** EXERCISE BRIEF **
Look through the listing and locate every line containing the word "настоящему"; copy those lines.

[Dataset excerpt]
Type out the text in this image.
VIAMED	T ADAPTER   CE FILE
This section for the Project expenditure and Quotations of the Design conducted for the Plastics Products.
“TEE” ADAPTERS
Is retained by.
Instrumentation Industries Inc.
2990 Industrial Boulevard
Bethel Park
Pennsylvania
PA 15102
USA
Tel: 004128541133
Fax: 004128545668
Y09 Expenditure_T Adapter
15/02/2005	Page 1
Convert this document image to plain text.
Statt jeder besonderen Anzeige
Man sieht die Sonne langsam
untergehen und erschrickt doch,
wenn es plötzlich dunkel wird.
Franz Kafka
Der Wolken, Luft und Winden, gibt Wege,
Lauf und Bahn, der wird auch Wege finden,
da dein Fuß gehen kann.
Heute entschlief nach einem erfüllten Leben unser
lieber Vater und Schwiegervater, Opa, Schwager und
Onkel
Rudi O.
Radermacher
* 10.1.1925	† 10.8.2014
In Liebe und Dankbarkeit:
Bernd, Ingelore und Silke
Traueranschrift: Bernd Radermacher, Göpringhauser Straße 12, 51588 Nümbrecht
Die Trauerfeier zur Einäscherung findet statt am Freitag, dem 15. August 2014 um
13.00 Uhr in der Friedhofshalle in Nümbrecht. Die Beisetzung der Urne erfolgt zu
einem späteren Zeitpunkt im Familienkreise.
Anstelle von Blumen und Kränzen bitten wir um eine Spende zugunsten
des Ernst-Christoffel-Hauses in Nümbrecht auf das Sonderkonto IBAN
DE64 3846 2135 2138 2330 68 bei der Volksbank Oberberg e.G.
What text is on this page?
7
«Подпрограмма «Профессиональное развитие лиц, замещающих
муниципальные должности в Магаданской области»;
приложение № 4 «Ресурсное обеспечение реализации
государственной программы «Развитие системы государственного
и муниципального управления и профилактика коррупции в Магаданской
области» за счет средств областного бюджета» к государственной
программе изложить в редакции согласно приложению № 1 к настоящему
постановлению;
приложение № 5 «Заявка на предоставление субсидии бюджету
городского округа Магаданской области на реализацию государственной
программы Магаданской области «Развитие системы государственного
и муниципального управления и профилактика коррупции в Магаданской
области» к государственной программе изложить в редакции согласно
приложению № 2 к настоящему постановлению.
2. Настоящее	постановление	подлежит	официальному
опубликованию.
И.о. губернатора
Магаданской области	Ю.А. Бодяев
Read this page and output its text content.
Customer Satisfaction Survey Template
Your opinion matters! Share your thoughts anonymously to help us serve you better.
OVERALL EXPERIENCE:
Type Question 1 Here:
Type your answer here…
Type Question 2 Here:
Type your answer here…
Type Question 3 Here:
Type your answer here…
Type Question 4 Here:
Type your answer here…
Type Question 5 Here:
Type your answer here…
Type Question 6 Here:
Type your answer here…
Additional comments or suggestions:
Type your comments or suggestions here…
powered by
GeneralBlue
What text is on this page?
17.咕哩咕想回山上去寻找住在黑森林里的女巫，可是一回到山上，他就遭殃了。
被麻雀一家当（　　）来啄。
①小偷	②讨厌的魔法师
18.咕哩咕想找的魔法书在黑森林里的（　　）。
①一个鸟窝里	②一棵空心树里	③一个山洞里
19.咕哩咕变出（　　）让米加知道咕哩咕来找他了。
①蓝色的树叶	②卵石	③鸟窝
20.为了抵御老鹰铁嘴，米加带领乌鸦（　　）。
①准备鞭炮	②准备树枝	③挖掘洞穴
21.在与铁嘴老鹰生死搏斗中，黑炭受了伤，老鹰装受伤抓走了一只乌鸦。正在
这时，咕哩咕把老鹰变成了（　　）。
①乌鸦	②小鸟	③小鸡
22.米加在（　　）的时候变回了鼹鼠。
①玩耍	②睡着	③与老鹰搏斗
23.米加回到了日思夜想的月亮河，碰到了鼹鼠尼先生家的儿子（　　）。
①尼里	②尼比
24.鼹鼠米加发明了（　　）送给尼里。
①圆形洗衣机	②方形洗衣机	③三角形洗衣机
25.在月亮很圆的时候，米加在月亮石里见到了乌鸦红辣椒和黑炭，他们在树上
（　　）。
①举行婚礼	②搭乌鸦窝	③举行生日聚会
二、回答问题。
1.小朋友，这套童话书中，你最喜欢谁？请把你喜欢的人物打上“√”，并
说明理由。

** SOLUTION **
программе изложить в редакции согласно приложению № 1 к настоящему
приложению № 2 к настоящему постановлению.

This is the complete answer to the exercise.